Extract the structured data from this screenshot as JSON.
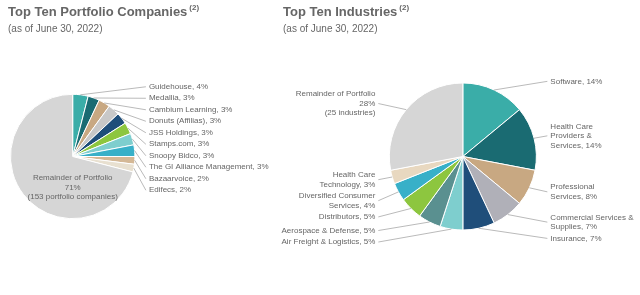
{
  "chart_data": [
    {
      "type": "pie",
      "title": "Top Ten Portfolio Companies",
      "title_superscript": "(2)",
      "subtitle": "(as of June 30, 2022)",
      "categories": [
        "Guidehouse, 4%",
        "Medallia, 3%",
        "Cambium Learning, 3%",
        "Donuts (Affilias), 3%",
        "JSS Holdings, 3%",
        "Stamps.com, 3%",
        "Snoopy Bidco, 3%",
        "The GI Alliance Management, 3%",
        "Bazaarvoice, 2%",
        "Edifecs, 2%",
        "Remainder of Portfolio\n71%\n(153 portfolio companies)"
      ],
      "values": [
        4,
        3,
        3,
        3,
        3,
        3,
        3,
        3,
        2,
        2,
        71
      ],
      "colors": [
        "#3aada8",
        "#1a6b72",
        "#c8a882",
        "#c8c8c8",
        "#1f4e7a",
        "#8dc63f",
        "#7ecece",
        "#38b0c8",
        "#d4b896",
        "#e8e0d0",
        "#d6d6d6"
      ],
      "data_labels": true
    },
    {
      "type": "pie",
      "title": "Top Ten Industries",
      "title_superscript": "(2)",
      "subtitle": "(as of June 30, 2022)",
      "categories": [
        "Software, 14%",
        "Health Care\nProviders &\nServices, 14%",
        "Professional\nServices, 8%",
        "Commercial Services &\nSupplies, 7%",
        "Insurance, 7%",
        "Air Freight & Logistics, 5%",
        "Aerospace & Defense, 5%",
        "Distributors, 5%",
        "Diversified Consumer\nServices, 4%",
        "Health Care\nTechnology, 3%",
        "Remainder of Portfolio\n28%\n(25 industries)"
      ],
      "values": [
        14,
        14,
        8,
        7,
        7,
        5,
        5,
        5,
        4,
        3,
        28
      ],
      "colors": [
        "#3aada8",
        "#1a6b72",
        "#c8a882",
        "#b0b0b8",
        "#1f4e7a",
        "#7ecece",
        "#5a9090",
        "#8dc63f",
        "#38b0c8",
        "#e8d8c0",
        "#d6d6d6"
      ],
      "data_labels": true
    }
  ]
}
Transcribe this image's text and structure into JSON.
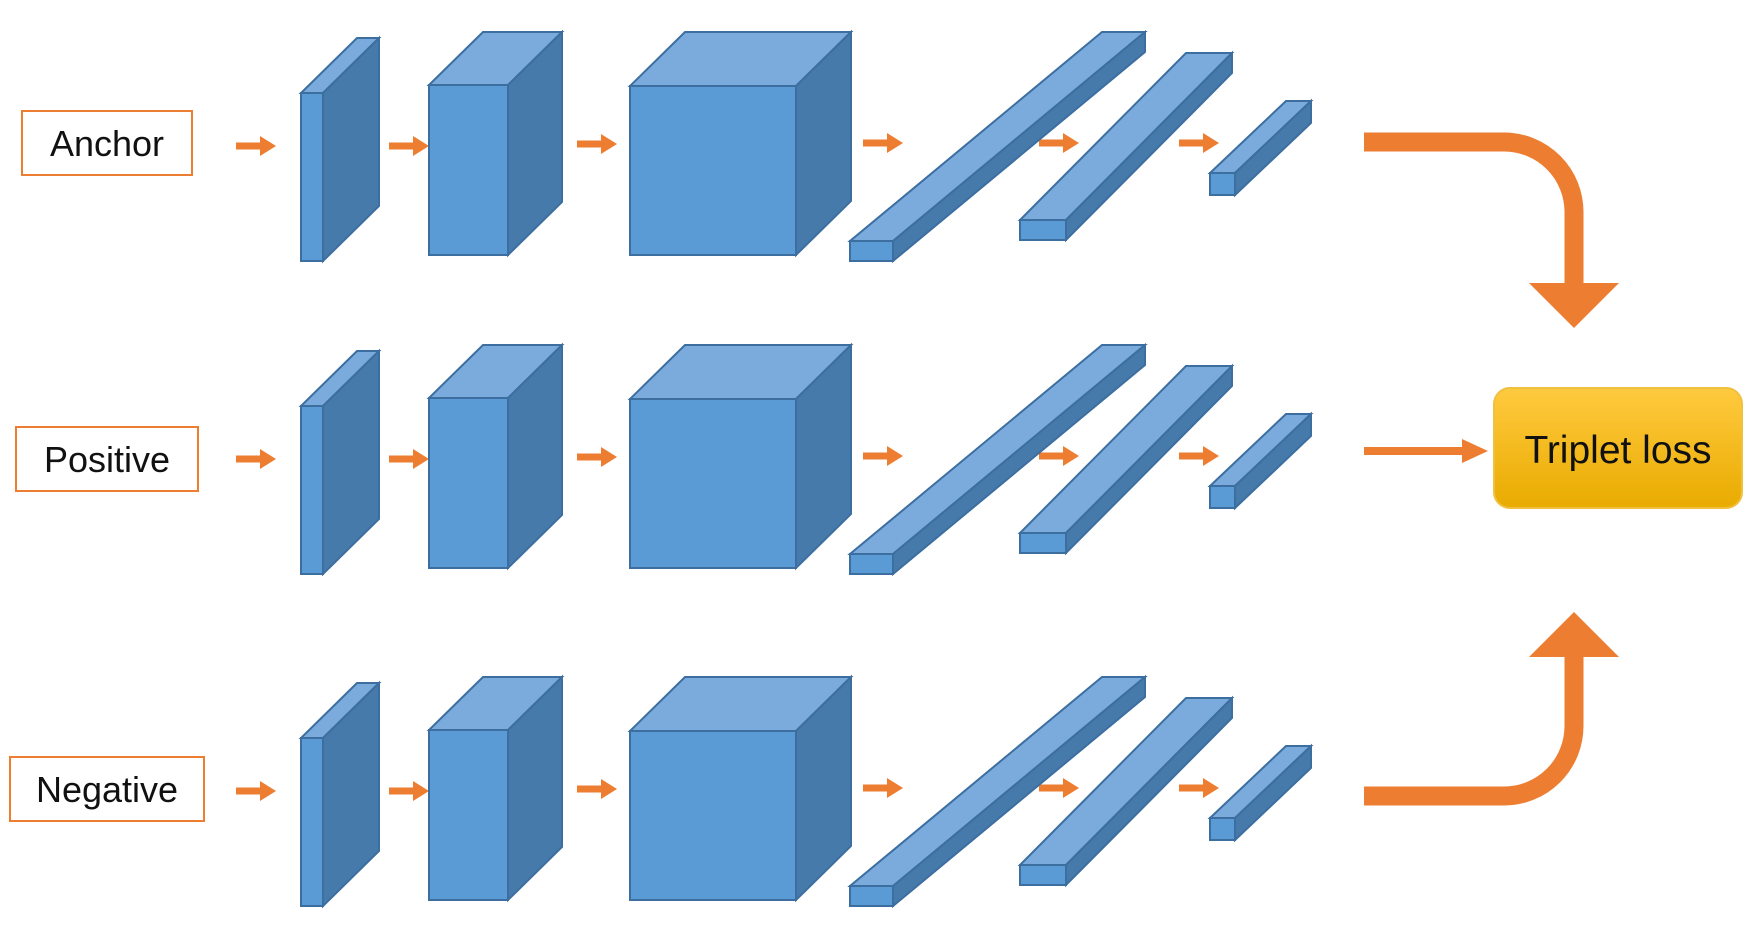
{
  "inputs": [
    {
      "label": "Anchor"
    },
    {
      "label": "Positive"
    },
    {
      "label": "Negative"
    }
  ],
  "loss": {
    "label": "Triplet loss"
  },
  "colors": {
    "block_front": "#5b9bd5",
    "block_top": "#7aabdc",
    "block_side": "#467aaa",
    "block_stroke": "#3c6ea0",
    "arrow": "#ed7d31",
    "label_border": "#ed7d31",
    "loss_top": "#ffc83d",
    "loss_bottom": "#e6a800"
  }
}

= = =

What the exercise asks: Print the records above exactly as they stand, but leave out the pictures.

Output of the task:
Extract the structured data from this screenshot as JSON.
{
  "chart_data": [
    {
      "type": "pie",
      "title": "Top Ten Portfolio Companies",
      "title_superscript": "(2)",
      "subtitle": "(as of June 30, 2022)",
      "categories": [
        "Guidehouse, 4%",
        "Medallia, 3%",
        "Cambium Learning, 3%",
        "Donuts (Affilias), 3%",
        "JSS Holdings, 3%",
        "Stamps.com, 3%",
        "Snoopy Bidco, 3%",
        "The GI Alliance Management, 3%",
        "Bazaarvoice, 2%",
        "Edifecs, 2%",
        "Remainder of Portfolio\n71%\n(153 portfolio companies)"
      ],
      "values": [
        4,
        3,
        3,
        3,
        3,
        3,
        3,
        3,
        2,
        2,
        71
      ],
      "colors": [
        "#3aada8",
        "#1a6b72",
        "#c8a882",
        "#c8c8c8",
        "#1f4e7a",
        "#8dc63f",
        "#7ecece",
        "#38b0c8",
        "#d4b896",
        "#e8e0d0",
        "#d6d6d6"
      ],
      "data_labels": true
    },
    {
      "type": "pie",
      "title": "Top Ten Industries",
      "title_superscript": "(2)",
      "subtitle": "(as of June 30, 2022)",
      "categories": [
        "Software, 14%",
        "Health Care\nProviders &\nServices, 14%",
        "Professional\nServices, 8%",
        "Commercial Services &\nSupplies, 7%",
        "Insurance, 7%",
        "Air Freight & Logistics, 5%",
        "Aerospace & Defense, 5%",
        "Distributors, 5%",
        "Diversified Consumer\nServices, 4%",
        "Health Care\nTechnology, 3%",
        "Remainder of Portfolio\n28%\n(25 industries)"
      ],
      "values": [
        14,
        14,
        8,
        7,
        7,
        5,
        5,
        5,
        4,
        3,
        28
      ],
      "colors": [
        "#3aada8",
        "#1a6b72",
        "#c8a882",
        "#b0b0b8",
        "#1f4e7a",
        "#7ecece",
        "#5a9090",
        "#8dc63f",
        "#38b0c8",
        "#e8d8c0",
        "#d6d6d6"
      ],
      "data_labels": true
    }
  ]
}
Transcribe this image's text and structure into JSON.
{
  "inputs": [
    {
      "label": "Anchor"
    },
    {
      "label": "Positive"
    },
    {
      "label": "Negative"
    }
  ],
  "loss": {
    "label": "Triplet loss"
  },
  "colors": {
    "block_front": "#5b9bd5",
    "block_top": "#7aabdc",
    "block_side": "#467aaa",
    "block_stroke": "#3c6ea0",
    "arrow": "#ed7d31",
    "label_border": "#ed7d31",
    "loss_top": "#ffc83d",
    "loss_bottom": "#e6a800"
  }
}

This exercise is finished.